Within the material below, find each line bearing the word "legal" and present it.

-- start of Data extract --

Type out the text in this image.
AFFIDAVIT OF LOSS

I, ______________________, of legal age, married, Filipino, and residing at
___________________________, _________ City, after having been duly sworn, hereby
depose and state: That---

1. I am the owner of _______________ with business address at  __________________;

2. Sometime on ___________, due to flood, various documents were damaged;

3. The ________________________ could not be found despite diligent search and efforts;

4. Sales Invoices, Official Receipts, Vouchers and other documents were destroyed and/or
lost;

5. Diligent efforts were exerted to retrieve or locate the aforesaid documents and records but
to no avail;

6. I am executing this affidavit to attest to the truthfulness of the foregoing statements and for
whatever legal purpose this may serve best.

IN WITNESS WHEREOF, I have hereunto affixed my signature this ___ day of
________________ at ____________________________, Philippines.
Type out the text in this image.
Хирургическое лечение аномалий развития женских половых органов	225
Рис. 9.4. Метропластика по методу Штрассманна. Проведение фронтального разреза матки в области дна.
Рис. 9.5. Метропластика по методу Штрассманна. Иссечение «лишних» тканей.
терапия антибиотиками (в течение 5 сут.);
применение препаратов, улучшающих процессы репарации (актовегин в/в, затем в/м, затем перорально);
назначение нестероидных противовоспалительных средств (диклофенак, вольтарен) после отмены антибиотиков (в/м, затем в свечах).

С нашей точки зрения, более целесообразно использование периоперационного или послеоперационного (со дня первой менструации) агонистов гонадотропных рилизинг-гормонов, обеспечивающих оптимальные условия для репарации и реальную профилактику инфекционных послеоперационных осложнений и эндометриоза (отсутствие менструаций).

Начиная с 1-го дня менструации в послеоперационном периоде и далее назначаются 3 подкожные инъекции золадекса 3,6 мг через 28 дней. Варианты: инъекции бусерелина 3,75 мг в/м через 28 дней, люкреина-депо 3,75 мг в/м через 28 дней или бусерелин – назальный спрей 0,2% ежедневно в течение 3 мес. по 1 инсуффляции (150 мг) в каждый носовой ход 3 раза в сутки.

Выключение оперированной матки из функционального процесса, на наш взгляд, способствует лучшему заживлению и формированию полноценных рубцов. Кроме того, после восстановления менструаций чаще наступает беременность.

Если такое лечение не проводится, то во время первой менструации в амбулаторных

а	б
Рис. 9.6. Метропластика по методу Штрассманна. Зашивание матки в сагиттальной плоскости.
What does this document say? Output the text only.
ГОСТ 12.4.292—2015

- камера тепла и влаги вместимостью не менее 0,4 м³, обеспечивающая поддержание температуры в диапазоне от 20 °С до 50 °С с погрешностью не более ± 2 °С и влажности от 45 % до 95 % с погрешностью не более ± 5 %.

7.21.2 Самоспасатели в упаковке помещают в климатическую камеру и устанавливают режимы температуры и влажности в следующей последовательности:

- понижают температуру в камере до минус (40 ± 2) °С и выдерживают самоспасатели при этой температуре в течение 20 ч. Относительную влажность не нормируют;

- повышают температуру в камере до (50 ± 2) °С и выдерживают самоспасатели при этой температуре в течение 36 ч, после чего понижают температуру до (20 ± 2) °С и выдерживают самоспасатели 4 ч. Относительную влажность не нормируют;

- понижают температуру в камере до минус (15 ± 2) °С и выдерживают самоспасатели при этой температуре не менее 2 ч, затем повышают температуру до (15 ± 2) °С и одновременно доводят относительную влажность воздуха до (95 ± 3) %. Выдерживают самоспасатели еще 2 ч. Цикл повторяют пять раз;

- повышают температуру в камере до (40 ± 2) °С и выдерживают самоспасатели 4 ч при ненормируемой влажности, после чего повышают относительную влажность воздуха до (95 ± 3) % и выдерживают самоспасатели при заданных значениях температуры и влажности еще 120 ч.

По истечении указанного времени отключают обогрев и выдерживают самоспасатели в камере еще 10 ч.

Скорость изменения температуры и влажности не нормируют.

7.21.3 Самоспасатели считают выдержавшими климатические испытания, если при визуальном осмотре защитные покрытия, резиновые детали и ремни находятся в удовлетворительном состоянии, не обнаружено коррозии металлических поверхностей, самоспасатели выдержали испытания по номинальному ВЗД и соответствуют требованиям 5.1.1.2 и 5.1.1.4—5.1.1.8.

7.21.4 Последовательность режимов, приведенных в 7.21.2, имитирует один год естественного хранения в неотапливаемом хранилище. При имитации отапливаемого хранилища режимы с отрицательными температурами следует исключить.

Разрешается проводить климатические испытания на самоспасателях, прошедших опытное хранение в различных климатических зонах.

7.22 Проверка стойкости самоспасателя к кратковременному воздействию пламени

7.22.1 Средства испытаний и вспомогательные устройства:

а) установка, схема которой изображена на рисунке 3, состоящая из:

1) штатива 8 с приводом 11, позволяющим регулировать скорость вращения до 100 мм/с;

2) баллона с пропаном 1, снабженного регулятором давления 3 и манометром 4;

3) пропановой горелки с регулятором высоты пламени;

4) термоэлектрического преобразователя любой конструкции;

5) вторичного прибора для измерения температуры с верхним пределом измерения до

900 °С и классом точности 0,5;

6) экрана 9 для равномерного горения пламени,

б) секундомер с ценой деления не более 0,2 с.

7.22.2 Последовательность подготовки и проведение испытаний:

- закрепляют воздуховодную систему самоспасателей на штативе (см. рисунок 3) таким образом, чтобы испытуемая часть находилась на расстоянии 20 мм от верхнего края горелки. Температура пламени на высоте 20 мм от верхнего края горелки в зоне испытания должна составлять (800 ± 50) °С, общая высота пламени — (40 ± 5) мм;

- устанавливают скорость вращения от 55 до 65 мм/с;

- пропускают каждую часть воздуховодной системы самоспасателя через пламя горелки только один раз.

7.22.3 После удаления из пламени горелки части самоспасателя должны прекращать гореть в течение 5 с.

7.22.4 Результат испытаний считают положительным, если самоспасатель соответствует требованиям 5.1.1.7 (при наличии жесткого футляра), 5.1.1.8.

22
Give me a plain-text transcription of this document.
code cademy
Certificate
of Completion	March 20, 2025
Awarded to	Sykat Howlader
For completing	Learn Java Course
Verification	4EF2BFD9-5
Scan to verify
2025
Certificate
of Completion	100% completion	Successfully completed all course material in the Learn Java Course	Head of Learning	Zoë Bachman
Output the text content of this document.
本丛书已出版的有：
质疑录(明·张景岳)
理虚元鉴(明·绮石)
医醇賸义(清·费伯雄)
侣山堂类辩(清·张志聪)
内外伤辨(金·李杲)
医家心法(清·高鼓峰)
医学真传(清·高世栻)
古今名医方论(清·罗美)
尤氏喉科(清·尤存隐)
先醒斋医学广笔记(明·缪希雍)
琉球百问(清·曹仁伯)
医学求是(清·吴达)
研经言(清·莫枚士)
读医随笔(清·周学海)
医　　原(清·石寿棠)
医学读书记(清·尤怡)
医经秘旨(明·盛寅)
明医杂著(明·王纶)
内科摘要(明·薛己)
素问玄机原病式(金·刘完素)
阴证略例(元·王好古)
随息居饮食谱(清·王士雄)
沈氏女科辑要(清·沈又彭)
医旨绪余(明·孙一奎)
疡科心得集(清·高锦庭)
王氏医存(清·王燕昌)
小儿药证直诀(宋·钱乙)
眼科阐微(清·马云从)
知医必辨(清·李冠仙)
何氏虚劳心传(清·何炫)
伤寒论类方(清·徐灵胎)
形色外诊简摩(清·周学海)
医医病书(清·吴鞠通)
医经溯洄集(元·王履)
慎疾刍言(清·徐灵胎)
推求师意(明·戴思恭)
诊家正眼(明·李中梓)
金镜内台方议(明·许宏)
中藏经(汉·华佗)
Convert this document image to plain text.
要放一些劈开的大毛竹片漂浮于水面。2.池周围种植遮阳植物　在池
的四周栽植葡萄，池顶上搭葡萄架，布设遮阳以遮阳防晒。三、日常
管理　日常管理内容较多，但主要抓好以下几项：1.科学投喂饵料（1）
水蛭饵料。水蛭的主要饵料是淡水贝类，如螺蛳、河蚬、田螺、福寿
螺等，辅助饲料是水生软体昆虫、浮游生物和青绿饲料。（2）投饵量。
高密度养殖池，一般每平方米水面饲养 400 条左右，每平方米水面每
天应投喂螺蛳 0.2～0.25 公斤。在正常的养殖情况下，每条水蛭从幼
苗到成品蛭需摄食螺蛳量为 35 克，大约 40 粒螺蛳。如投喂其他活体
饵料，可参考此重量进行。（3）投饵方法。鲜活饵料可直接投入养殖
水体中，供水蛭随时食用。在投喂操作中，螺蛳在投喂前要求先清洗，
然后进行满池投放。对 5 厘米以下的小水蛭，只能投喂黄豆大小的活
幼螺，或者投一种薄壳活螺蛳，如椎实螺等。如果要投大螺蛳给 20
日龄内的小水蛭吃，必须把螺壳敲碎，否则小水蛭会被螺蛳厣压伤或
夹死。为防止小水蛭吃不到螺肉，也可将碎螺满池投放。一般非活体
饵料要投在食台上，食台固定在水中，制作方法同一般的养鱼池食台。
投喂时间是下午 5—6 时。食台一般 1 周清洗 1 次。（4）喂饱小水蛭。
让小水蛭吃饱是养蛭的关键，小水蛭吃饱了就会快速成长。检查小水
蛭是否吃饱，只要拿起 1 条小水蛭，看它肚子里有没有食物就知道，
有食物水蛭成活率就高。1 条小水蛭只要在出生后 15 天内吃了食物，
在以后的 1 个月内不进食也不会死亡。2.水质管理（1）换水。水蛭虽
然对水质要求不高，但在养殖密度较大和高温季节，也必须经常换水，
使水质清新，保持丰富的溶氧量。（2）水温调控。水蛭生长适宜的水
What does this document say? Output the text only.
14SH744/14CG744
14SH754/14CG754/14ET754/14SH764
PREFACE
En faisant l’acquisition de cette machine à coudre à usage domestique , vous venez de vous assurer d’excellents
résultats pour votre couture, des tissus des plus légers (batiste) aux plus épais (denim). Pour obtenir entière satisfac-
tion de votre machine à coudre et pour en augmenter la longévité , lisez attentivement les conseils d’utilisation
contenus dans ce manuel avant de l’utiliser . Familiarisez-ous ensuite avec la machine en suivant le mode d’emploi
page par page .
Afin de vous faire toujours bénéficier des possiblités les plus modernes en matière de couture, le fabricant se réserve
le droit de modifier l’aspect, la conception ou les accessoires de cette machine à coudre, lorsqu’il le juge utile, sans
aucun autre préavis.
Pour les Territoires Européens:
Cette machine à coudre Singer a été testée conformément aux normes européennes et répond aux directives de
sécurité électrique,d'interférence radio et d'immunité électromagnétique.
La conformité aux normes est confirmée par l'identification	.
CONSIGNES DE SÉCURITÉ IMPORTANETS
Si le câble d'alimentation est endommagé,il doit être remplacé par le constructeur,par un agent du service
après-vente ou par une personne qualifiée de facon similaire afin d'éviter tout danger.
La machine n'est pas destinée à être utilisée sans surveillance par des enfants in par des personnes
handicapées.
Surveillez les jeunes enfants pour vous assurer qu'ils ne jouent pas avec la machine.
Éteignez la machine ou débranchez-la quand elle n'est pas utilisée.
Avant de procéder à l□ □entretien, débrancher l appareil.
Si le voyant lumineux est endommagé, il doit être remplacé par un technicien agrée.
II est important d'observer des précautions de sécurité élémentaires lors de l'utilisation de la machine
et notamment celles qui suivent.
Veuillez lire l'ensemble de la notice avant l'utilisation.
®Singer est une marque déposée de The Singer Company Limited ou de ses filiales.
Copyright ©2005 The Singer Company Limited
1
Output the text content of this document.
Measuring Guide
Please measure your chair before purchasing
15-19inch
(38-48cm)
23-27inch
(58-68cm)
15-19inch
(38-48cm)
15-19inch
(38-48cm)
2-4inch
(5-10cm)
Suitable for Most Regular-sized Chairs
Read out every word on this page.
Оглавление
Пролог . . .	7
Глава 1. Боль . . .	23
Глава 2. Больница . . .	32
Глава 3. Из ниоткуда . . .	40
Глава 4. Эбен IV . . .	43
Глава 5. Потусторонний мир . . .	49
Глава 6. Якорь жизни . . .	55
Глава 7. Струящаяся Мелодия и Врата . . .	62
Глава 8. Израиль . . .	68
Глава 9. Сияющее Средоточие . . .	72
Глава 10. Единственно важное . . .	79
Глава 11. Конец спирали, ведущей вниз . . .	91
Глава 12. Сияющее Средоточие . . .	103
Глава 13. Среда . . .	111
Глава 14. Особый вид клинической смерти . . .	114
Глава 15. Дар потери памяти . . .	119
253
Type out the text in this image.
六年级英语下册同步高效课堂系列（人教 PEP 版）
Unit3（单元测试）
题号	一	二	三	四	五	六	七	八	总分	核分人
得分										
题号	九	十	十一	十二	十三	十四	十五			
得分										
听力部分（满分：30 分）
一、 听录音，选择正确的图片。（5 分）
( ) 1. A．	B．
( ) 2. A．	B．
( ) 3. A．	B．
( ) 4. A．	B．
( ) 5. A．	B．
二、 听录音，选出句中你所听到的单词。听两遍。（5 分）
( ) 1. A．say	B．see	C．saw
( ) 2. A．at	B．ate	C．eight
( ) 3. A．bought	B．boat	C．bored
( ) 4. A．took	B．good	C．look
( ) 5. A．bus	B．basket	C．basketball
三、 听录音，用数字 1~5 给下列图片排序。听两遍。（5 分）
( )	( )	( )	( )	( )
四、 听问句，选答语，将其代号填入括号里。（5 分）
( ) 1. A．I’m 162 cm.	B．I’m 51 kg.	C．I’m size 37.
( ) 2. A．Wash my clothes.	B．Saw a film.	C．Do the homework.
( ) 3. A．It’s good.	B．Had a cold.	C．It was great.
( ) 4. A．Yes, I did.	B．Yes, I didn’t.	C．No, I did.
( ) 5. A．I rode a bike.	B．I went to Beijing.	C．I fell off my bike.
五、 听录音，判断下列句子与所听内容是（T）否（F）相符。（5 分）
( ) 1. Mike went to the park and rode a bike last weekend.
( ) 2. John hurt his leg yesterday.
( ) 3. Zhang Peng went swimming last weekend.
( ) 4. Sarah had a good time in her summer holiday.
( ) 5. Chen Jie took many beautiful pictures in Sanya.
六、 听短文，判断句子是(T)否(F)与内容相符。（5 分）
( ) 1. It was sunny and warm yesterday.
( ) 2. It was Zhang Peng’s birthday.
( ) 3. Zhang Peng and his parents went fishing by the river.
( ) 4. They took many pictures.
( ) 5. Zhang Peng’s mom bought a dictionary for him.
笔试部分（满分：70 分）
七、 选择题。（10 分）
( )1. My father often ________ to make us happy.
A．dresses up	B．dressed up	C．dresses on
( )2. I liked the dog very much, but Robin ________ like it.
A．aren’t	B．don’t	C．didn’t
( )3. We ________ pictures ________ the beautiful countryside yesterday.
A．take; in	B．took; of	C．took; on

-- end of Data extract --

### Written answer
I, ______________________, of legal age, married, Filipino, and residing at
whatever legal purpose this may serve best.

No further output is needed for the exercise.